TASK OBJECTIVE: Exactly repeat the material, dropping only the pictures.
## start
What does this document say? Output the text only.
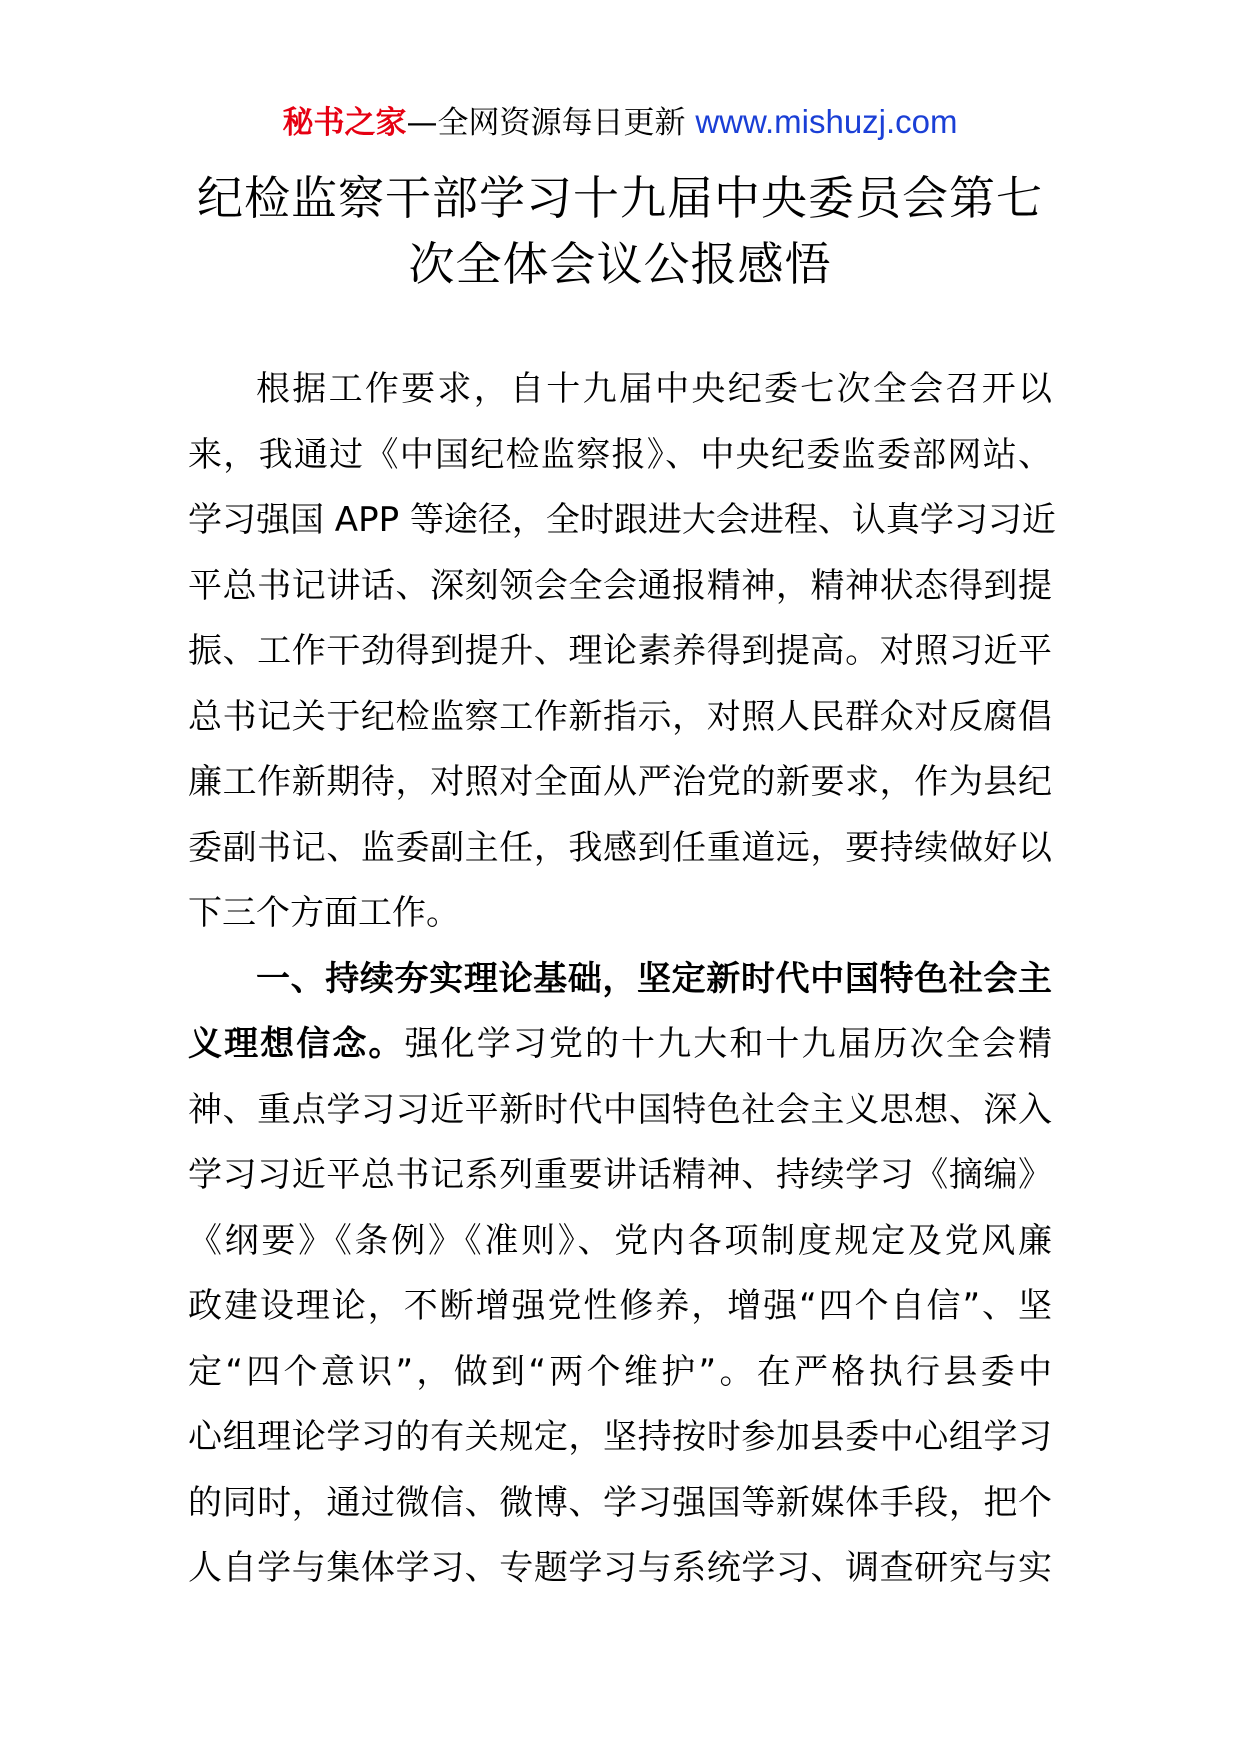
秘书之家—全网资源每日更新 www.mishuzj.com
纪检监察干部学习十九届中央委员会第七
次全体会议公报感悟
根据工作要求，自十九届中央纪委七次全会召开以
来，我通过《中国纪检监察报》、中央纪委监委部网站、
学习强国 APP 等途径，全时跟进大会进程、认真学习习近
平总书记讲话、深刻领会全会通报精神，精神状态得到提
振、工作干劲得到提升、理论素养得到提高。对照习近平
总书记关于纪检监察工作新指示，对照人民群众对反腐倡
廉工作新期待，对照对全面从严治党的新要求，作为县纪
委副书记、监委副主任，我感到任重道远，要持续做好以
下三个方面工作。
一、持续夯实理论基础，坚定新时代中国特色社会主
义理想信念。强化学习党的十九大和十九届历次全会精
神、重点学习习近平新时代中国特色社会主义思想、深入
学习习近平总书记系列重要讲话精神、持续学习《摘编》
《纲要》《条例》《准则》、党内各项制度规定及党风廉
政建设理论，不断增强党性修养，增强“四个自信”、坚
定“四个意识”，做到“两个维护”。在严格执行县委中
心组理论学习的有关规定，坚持按时参加县委中心组学习
的同时，通过微信、微博、学习强国等新媒体手段，把个
人自学与集体学习、专题学习与系统学习、调查研究与实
## end
RESPONSE TO THIS TASK:
What does this document say? Output the text only.
秘书之家—全网资源每日更新 www.mishuzj.com
纪检监察干部学习十九届中央委员会第七
次全体会议公报感悟
根据工作要求，自十九届中央纪委七次全会召开以
来，我通过《中国纪检监察报》、中央纪委监委部网站、
学习强国 APP 等途径，全时跟进大会进程、认真学习习近
平总书记讲话、深刻领会全会通报精神，精神状态得到提
振、工作干劲得到提升、理论素养得到提高。对照习近平
总书记关于纪检监察工作新指示，对照人民群众对反腐倡
廉工作新期待，对照对全面从严治党的新要求，作为县纪
委副书记、监委副主任，我感到任重道远，要持续做好以
下三个方面工作。
一、持续夯实理论基础，坚定新时代中国特色社会主
义理想信念。强化学习党的十九大和十九届历次全会精
神、重点学习习近平新时代中国特色社会主义思想、深入
学习习近平总书记系列重要讲话精神、持续学习《摘编》
《纲要》《条例》《准则》、党内各项制度规定及党风廉
政建设理论，不断增强党性修养，增强“四个自信”、坚
定“四个意识”，做到“两个维护”。在严格执行县委中
心组理论学习的有关规定，坚持按时参加县委中心组学习
的同时，通过微信、微博、学习强国等新媒体手段，把个
人自学与集体学习、专题学习与系统学习、调查研究与实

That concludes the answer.